> [What you will do]
Omit the images, then output each of the records below exactly.

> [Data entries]
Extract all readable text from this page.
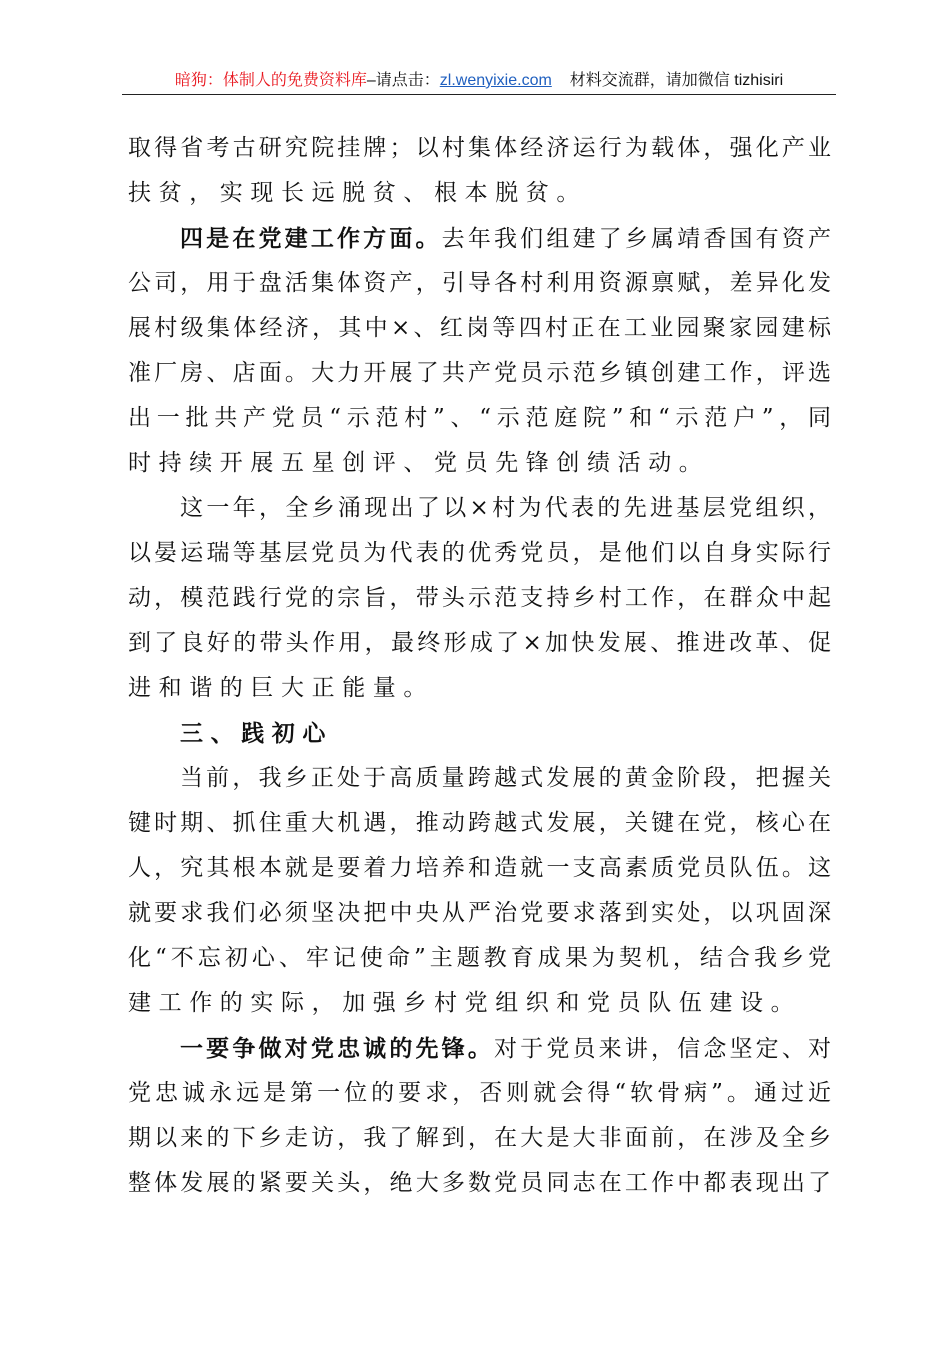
暗狗：体制人的免费资料库–请点击：zl.wenyixie.com 材料交流群，请加微信 tizhisiri
取得省考古研究院挂牌；以村集体经济运行为载体，强化产业
扶贫，实现长远脱贫、根本脱贫。
四是在党建工作方面。去年我们组建了乡属靖香国有资产
公司，用于盘活集体资产，引导各村利用资源禀赋，差异化发
展村级集体经济，其中×、红岗等四村正在工业园聚家园建标
准厂房、店面。大力开展了共产党员示范乡镇创建工作，评选
出一批共产党员“示范村”、“示范庭院”和“示范户”，同
时持续开展五星创评、党员先锋创绩活动。
这一年，全乡涌现出了以×村为代表的先进基层党组织，
以晏运瑞等基层党员为代表的优秀党员，是他们以自身实际行
动，模范践行党的宗旨，带头示范支持乡村工作，在群众中起
到了良好的带头作用，最终形成了×加快发展、推进改革、促
进和谐的巨大正能量。
三、践初心
当前，我乡正处于高质量跨越式发展的黄金阶段，把握关
键时期、抓住重大机遇，推动跨越式发展，关键在党，核心在
人，究其根本就是要着力培养和造就一支高素质党员队伍。这
就要求我们必须坚决把中央从严治党要求落到实处，以巩固深
化“不忘初心、牢记使命”主题教育成果为契机，结合我乡党
建工作的实际，加强乡村党组织和党员队伍建设。
一要争做对党忠诚的先锋。对于党员来讲，信念坚定、对
党忠诚永远是第一位的要求，否则就会得“软骨病”。通过近
期以来的下乡走访，我了解到，在大是大非面前，在涉及全乡
整体发展的紧要关头，绝大多数党员同志在工作中都表现出了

> [Answer to the exercise]
Extract all readable text from this page.
暗狗：体制人的免费资料库–请点击：zl.wenyixie.com 材料交流群，请加微信 tizhisiri
取得省考古研究院挂牌；以村集体经济运行为载体，强化产业
扶贫，实现长远脱贫、根本脱贫。
四是在党建工作方面。去年我们组建了乡属靖香国有资产
公司，用于盘活集体资产，引导各村利用资源禀赋，差异化发
展村级集体经济，其中×、红岗等四村正在工业园聚家园建标
准厂房、店面。大力开展了共产党员示范乡镇创建工作，评选
出一批共产党员“示范村”、“示范庭院”和“示范户”，同
时持续开展五星创评、党员先锋创绩活动。
这一年，全乡涌现出了以×村为代表的先进基层党组织，
以晏运瑞等基层党员为代表的优秀党员，是他们以自身实际行
动，模范践行党的宗旨，带头示范支持乡村工作，在群众中起
到了良好的带头作用，最终形成了×加快发展、推进改革、促
进和谐的巨大正能量。
三、践初心
当前，我乡正处于高质量跨越式发展的黄金阶段，把握关
键时期、抓住重大机遇，推动跨越式发展，关键在党，核心在
人，究其根本就是要着力培养和造就一支高素质党员队伍。这
就要求我们必须坚决把中央从严治党要求落到实处，以巩固深
化“不忘初心、牢记使命”主题教育成果为契机，结合我乡党
建工作的实际，加强乡村党组织和党员队伍建设。
一要争做对党忠诚的先锋。对于党员来讲，信念坚定、对
党忠诚永远是第一位的要求，否则就会得“软骨病”。通过近
期以来的下乡走访，我了解到，在大是大非面前，在涉及全乡
整体发展的紧要关头，绝大多数党员同志在工作中都表现出了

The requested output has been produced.